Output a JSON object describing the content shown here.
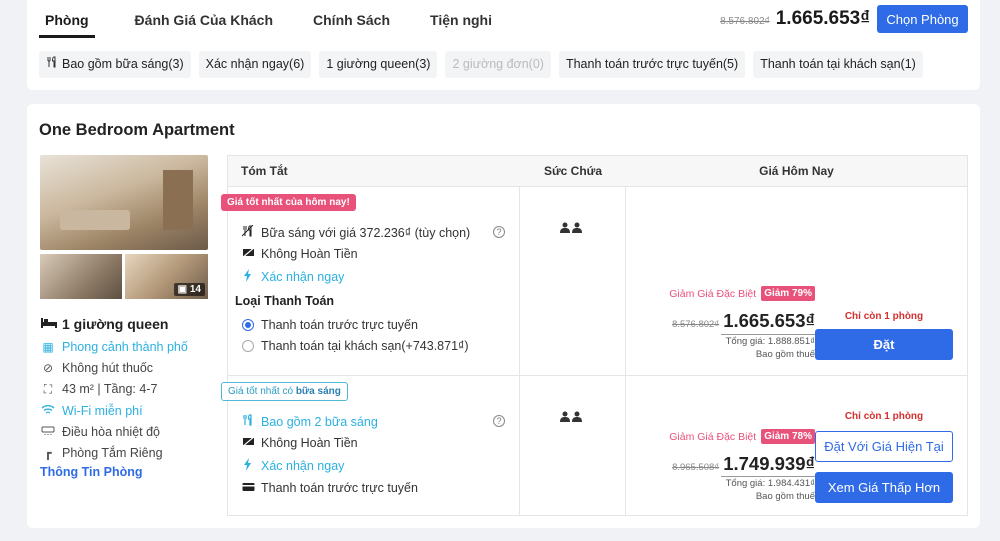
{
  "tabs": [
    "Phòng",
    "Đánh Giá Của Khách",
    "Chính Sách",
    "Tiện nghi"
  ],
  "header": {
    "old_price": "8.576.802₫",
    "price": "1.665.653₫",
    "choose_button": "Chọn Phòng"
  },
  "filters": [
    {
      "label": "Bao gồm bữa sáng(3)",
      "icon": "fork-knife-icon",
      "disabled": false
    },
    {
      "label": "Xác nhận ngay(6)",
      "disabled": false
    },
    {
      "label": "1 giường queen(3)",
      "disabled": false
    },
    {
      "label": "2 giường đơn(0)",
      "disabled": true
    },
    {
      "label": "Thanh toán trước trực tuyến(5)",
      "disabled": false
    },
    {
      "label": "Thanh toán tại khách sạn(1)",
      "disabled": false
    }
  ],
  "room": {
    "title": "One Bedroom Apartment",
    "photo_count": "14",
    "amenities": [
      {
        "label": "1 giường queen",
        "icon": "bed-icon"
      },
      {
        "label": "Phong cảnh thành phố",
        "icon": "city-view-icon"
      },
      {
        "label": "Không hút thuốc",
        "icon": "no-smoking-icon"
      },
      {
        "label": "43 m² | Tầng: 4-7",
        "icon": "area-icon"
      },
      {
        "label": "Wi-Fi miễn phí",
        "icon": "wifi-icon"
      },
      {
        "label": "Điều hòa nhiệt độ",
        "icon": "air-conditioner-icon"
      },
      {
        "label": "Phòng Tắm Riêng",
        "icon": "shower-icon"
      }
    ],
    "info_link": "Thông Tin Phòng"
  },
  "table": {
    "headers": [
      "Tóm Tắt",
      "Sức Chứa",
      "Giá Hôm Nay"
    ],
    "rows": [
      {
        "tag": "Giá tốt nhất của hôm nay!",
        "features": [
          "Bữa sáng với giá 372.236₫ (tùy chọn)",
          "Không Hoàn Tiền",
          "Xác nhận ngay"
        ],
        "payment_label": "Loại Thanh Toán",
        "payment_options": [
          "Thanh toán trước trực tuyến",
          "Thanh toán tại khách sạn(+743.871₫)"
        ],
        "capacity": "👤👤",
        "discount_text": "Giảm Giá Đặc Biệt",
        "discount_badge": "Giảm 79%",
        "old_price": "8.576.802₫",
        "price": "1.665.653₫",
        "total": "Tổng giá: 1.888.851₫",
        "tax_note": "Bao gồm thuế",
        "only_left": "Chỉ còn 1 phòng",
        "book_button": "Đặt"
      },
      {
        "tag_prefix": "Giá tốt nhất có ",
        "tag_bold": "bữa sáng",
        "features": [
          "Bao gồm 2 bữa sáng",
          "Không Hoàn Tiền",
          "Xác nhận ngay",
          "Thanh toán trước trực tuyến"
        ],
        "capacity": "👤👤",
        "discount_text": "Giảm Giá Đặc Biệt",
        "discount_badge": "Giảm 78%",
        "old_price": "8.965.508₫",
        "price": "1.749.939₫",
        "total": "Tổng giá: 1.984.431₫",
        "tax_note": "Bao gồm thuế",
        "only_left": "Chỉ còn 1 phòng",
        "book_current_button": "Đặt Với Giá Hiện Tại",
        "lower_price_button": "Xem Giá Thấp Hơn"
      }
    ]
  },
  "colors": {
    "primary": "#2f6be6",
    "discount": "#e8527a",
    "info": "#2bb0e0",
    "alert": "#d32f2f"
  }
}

------------------------------------------------

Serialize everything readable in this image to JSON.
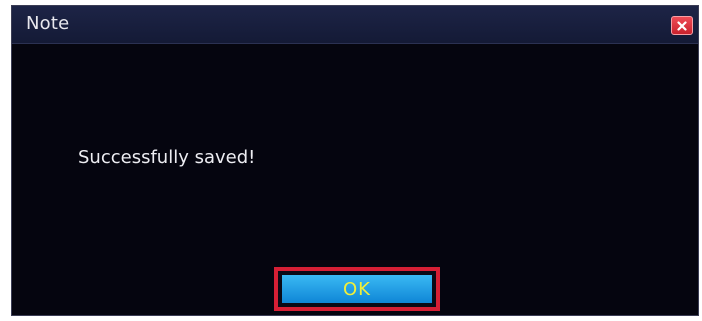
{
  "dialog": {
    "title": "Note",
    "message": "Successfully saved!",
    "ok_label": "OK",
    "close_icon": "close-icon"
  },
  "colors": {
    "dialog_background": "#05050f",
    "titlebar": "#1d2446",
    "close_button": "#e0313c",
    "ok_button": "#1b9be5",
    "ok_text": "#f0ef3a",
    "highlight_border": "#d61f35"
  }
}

------------------------------------------------

Identify and copy lines that hold the string "tuyến".

      "label": "Thanh toán trước trực tuyến(5)",
          "Thanh toán trước trực tuyến",
          "Thanh toán trước trực tuyến"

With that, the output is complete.